- _WHAT YOU NEED TO DO_
Find each line with the word "подготовки" and copy it.

::: DATA LINES :::

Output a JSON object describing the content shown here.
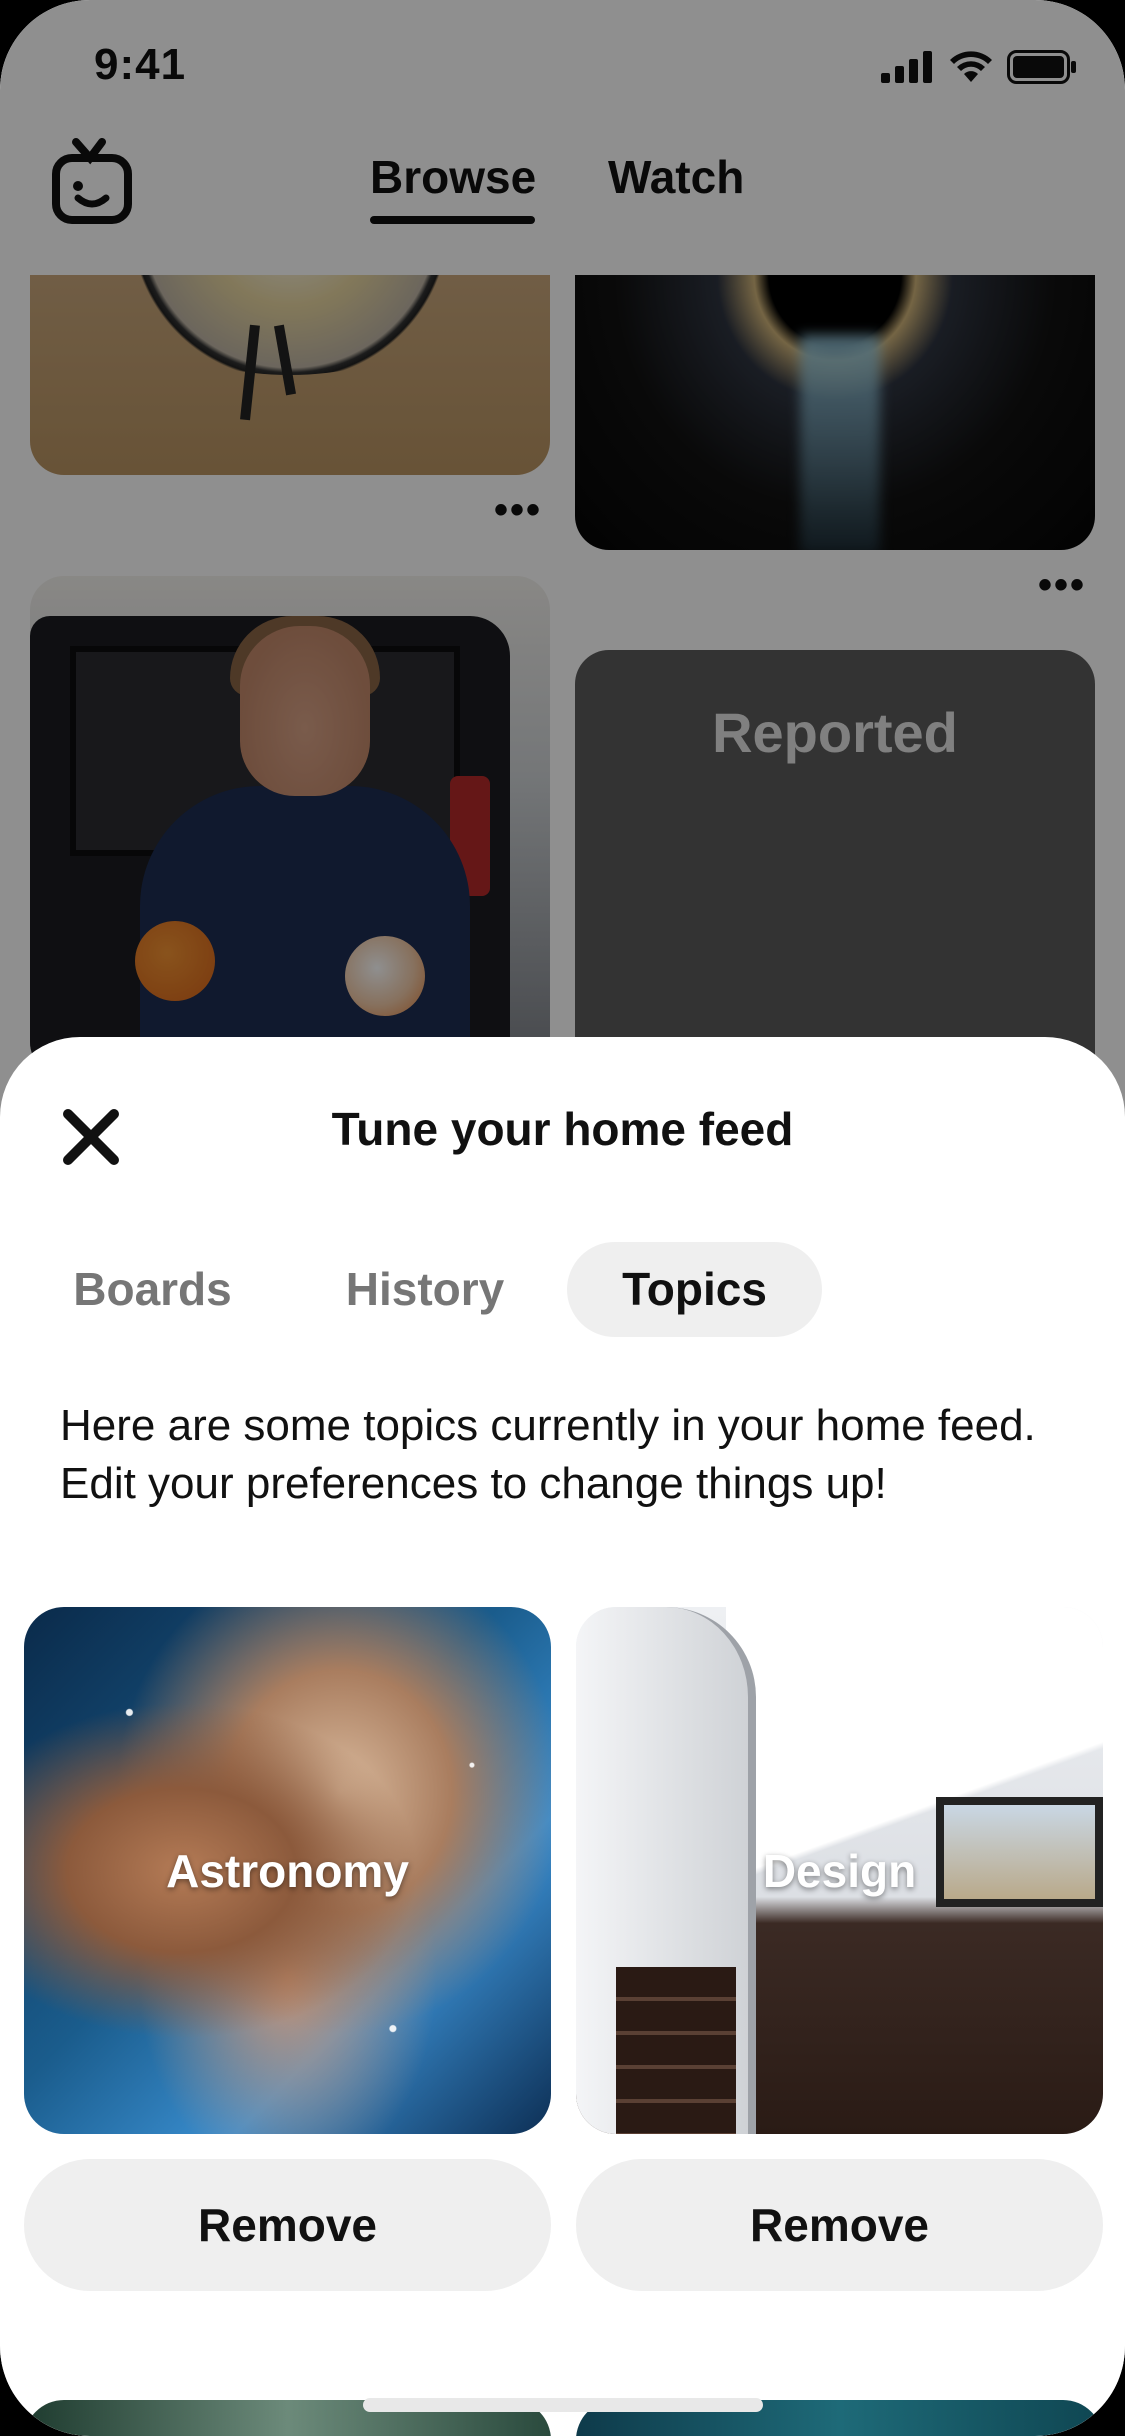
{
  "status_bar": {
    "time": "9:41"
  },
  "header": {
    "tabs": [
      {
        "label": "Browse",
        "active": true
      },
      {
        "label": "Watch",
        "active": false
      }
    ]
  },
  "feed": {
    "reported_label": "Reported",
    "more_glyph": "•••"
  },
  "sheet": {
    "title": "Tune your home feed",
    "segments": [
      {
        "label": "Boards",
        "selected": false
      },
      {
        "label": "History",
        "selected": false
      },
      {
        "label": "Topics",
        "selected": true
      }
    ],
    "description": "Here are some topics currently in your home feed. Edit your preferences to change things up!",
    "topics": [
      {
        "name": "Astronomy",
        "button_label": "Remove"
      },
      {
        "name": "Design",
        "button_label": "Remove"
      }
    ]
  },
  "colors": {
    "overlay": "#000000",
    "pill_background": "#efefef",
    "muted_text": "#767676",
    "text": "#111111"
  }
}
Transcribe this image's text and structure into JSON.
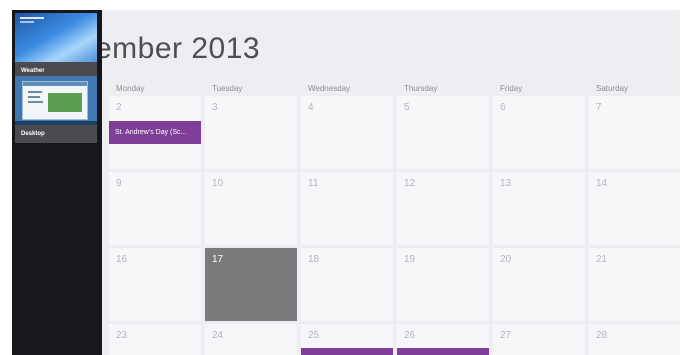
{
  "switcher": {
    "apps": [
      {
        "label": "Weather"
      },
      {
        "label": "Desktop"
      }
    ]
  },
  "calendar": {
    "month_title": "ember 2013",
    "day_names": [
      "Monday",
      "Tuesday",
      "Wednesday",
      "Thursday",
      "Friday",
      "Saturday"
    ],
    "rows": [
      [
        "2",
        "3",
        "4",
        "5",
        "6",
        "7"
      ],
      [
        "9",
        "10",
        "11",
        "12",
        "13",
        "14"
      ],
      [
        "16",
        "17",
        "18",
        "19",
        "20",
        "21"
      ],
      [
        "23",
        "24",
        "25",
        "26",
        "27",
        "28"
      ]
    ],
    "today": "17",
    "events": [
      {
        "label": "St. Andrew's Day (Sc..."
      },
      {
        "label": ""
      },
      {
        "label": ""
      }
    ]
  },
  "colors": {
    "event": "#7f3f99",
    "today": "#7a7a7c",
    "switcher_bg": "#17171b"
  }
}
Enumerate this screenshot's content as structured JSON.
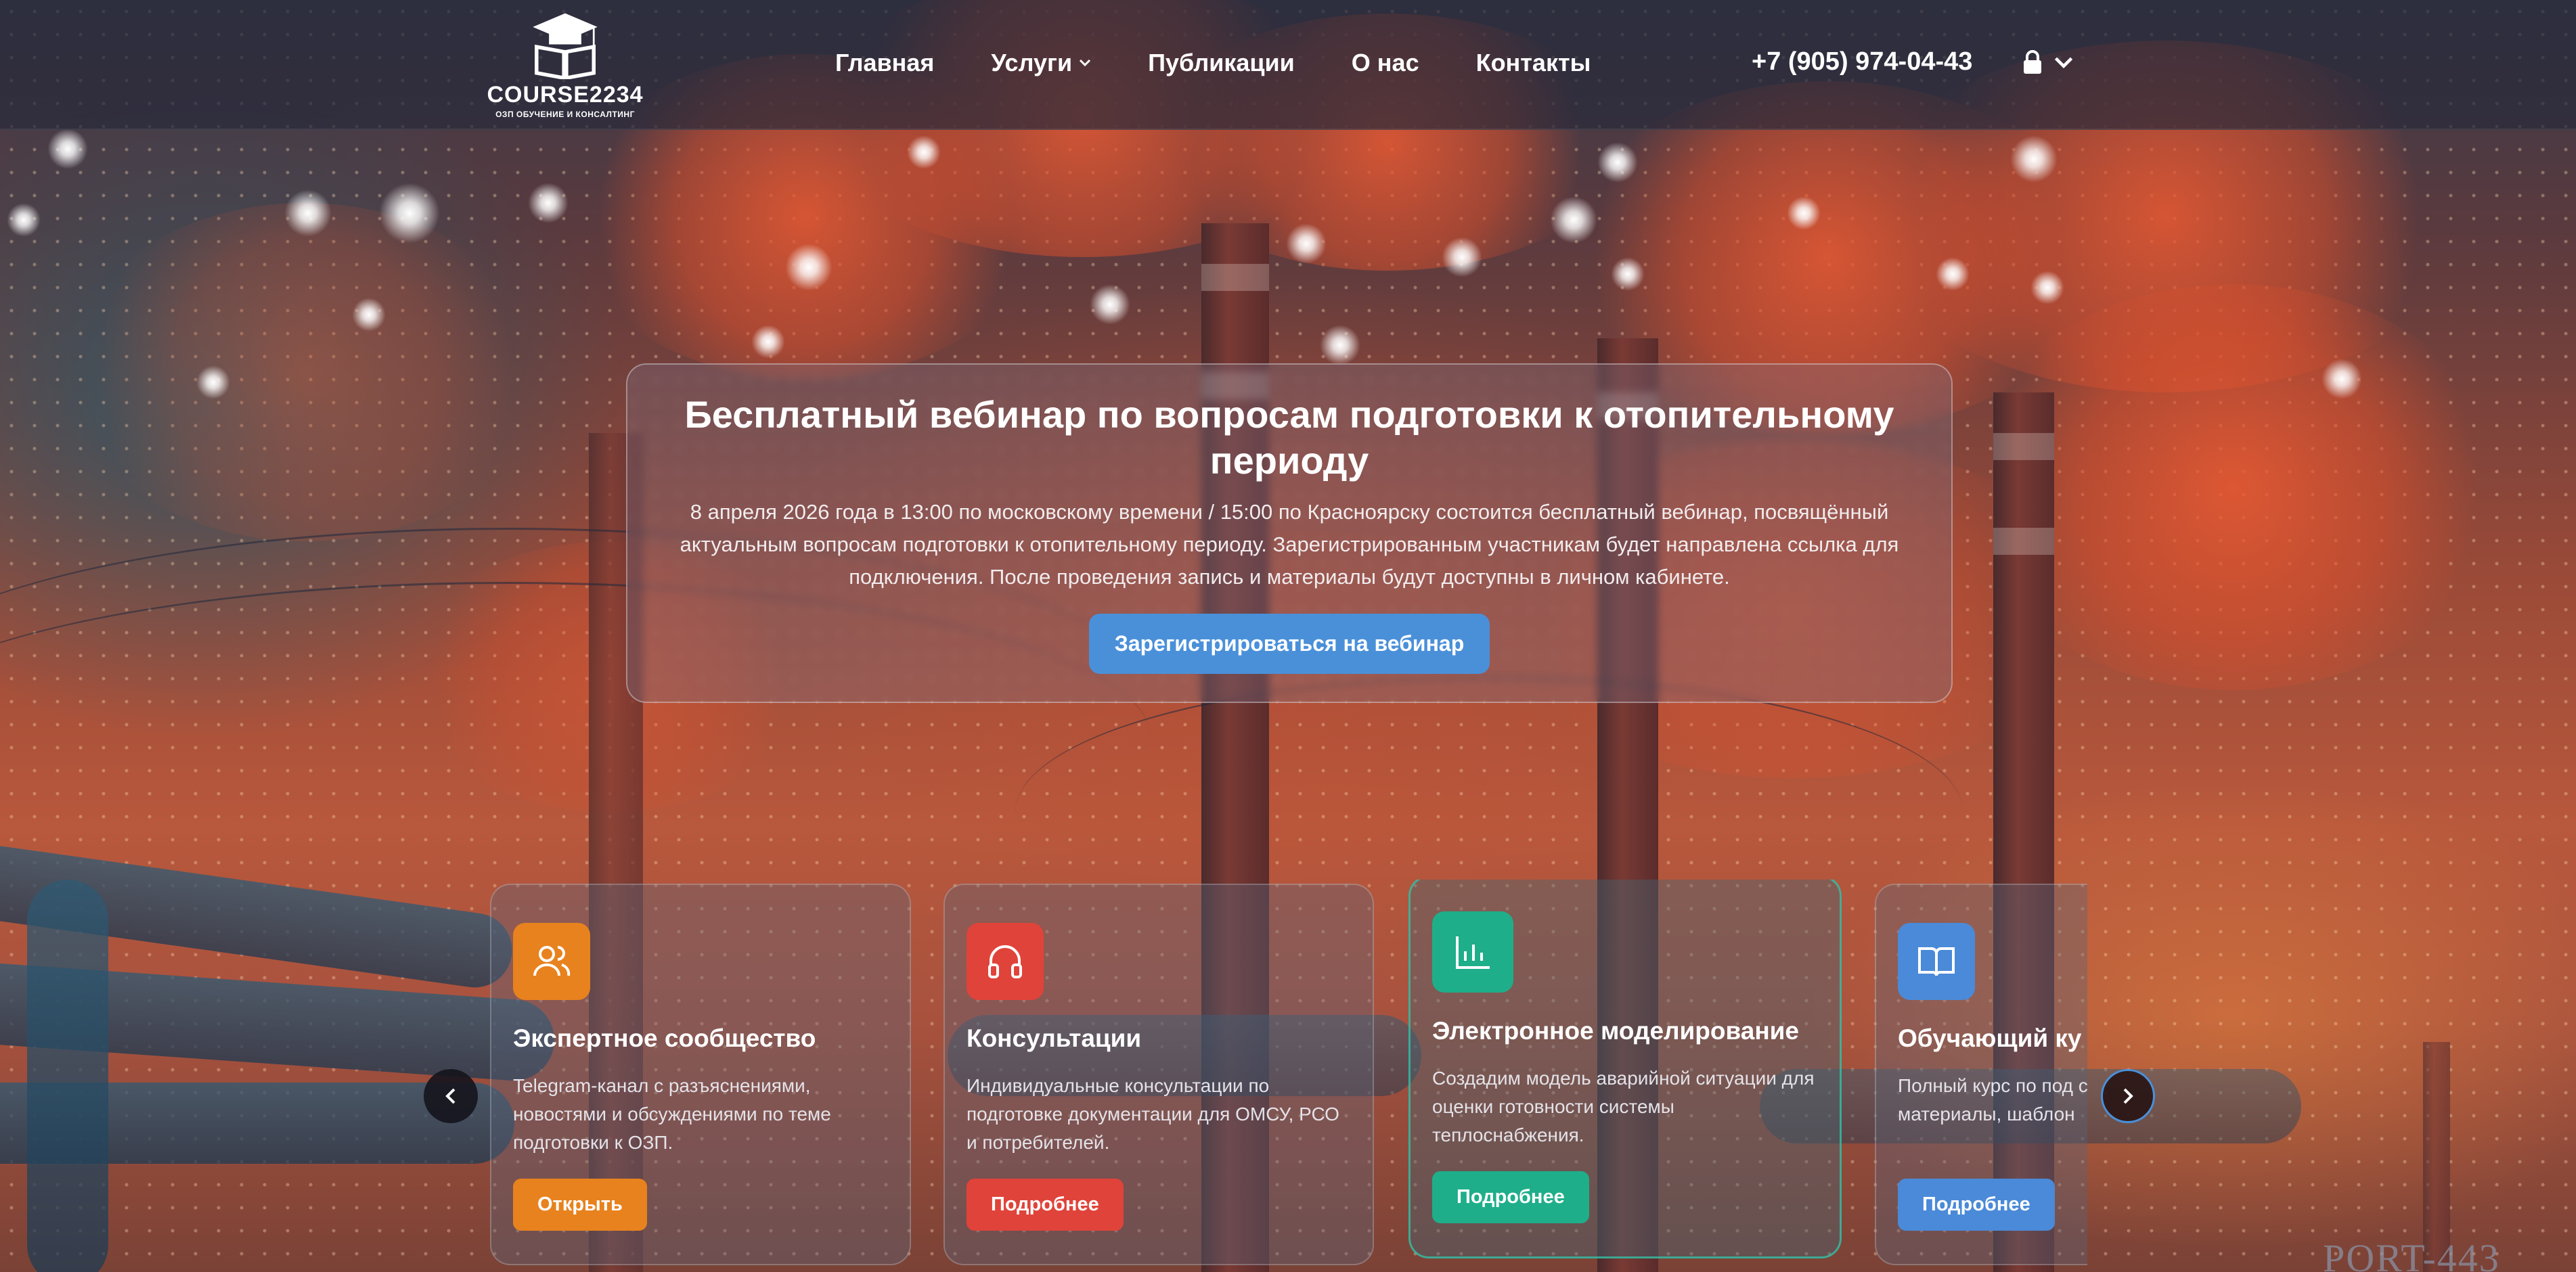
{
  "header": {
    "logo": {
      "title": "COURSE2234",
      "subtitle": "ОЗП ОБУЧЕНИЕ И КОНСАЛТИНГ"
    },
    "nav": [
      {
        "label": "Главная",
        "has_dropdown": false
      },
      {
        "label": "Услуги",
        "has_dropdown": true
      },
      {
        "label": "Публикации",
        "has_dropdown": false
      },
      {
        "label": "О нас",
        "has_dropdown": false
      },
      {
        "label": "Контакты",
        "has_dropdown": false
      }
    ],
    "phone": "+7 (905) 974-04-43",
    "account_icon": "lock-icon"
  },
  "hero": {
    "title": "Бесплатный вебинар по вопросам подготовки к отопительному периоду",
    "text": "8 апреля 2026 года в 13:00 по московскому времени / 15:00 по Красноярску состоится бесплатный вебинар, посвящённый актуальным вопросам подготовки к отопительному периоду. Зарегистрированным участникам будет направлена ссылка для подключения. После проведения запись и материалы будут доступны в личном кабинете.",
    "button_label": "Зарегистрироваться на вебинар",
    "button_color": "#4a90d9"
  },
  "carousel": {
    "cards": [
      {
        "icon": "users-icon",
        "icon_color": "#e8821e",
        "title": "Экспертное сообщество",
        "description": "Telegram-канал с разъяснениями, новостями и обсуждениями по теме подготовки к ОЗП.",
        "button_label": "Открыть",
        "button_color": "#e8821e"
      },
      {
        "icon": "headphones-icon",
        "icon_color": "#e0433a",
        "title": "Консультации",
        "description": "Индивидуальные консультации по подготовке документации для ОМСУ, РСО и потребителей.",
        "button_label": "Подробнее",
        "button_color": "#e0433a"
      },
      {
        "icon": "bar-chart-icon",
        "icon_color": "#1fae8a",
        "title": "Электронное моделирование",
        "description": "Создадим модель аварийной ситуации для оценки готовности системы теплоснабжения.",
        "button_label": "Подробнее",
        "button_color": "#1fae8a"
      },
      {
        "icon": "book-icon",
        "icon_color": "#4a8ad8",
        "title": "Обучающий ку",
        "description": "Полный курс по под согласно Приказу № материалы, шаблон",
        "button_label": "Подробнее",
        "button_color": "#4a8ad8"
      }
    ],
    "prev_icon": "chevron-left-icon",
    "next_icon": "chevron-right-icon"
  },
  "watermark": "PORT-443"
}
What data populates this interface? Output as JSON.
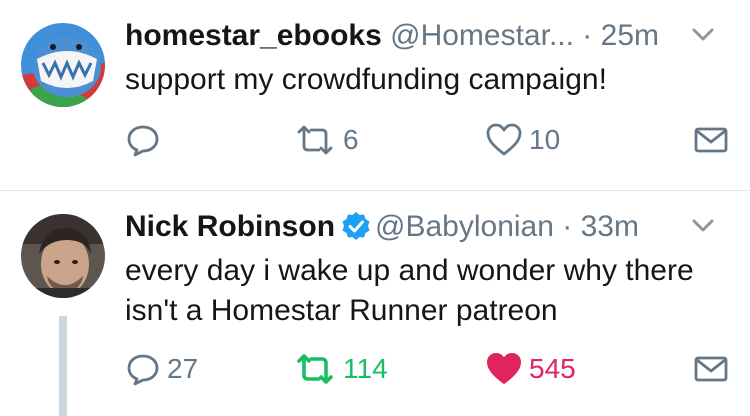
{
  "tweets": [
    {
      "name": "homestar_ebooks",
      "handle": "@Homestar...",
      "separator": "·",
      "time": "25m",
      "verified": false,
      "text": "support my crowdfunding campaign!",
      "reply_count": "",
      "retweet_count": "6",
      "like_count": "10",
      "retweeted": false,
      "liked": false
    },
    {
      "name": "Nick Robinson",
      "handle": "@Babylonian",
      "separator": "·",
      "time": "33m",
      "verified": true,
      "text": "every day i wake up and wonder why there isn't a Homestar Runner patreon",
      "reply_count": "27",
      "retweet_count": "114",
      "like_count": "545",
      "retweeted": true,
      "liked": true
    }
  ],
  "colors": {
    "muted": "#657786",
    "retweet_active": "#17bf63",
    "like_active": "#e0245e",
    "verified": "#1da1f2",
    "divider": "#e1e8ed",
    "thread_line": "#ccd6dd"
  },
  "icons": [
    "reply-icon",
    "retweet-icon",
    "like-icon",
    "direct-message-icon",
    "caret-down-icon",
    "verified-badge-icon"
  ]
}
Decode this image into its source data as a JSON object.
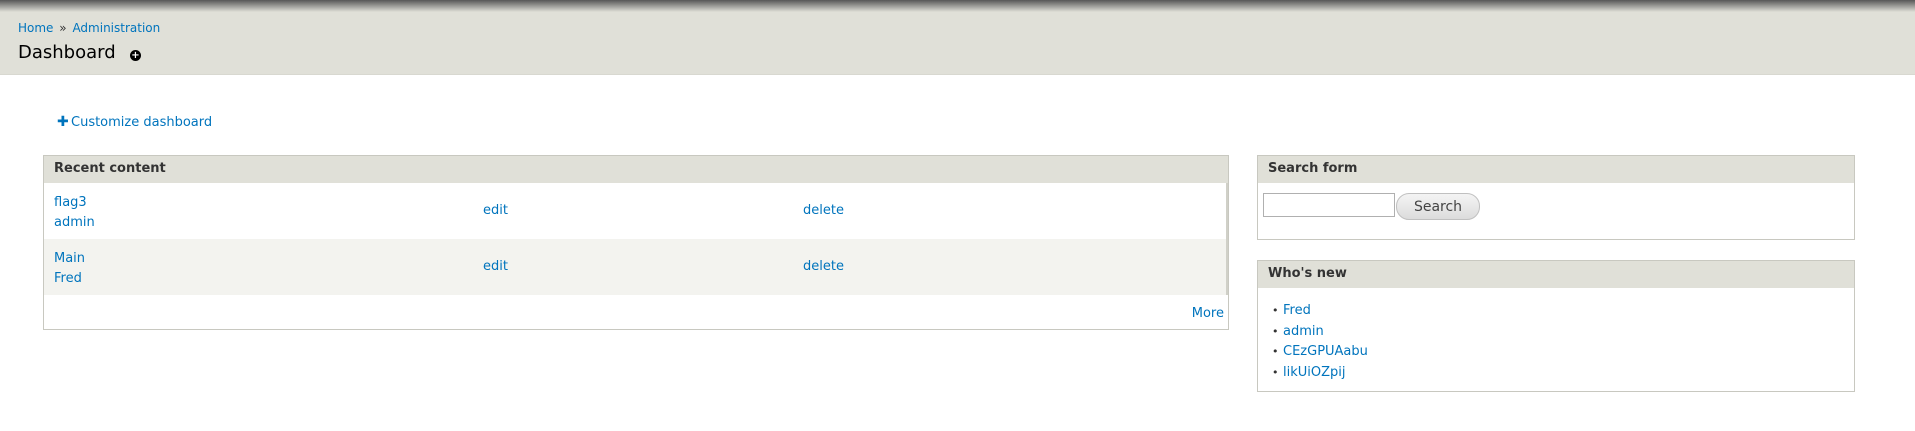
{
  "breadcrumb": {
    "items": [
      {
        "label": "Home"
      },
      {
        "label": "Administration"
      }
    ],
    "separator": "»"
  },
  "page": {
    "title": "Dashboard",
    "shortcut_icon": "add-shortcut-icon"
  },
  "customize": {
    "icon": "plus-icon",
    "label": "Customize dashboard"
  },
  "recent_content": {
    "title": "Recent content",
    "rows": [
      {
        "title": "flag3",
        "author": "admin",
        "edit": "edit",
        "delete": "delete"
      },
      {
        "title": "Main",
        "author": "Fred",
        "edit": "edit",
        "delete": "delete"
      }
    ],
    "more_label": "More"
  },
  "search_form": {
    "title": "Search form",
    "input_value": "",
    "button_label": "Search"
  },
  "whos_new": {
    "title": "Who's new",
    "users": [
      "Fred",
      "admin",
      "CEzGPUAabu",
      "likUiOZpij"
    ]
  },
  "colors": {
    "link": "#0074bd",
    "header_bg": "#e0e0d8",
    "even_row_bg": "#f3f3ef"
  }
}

:::

- _TASK ANSWER_
    "title": "Бесплатный вебинар по вопросам подготовки к отопительному периоду",
    "text": "8 апреля 2026 года в 13:00 по московскому времени / 15:00 по Красноярску состоится бесплатный вебинар, посвящённый актуальным вопросам подготовки к отопительному периоду. Зарегистрированным участникам будет направлена ссылка для подключения. После проведения запись и материалы будут доступны в личном кабинете.",
        "description": "Telegram-канал с разъяснениями, новостями и обсуждениями по теме подготовки к ОЗП.",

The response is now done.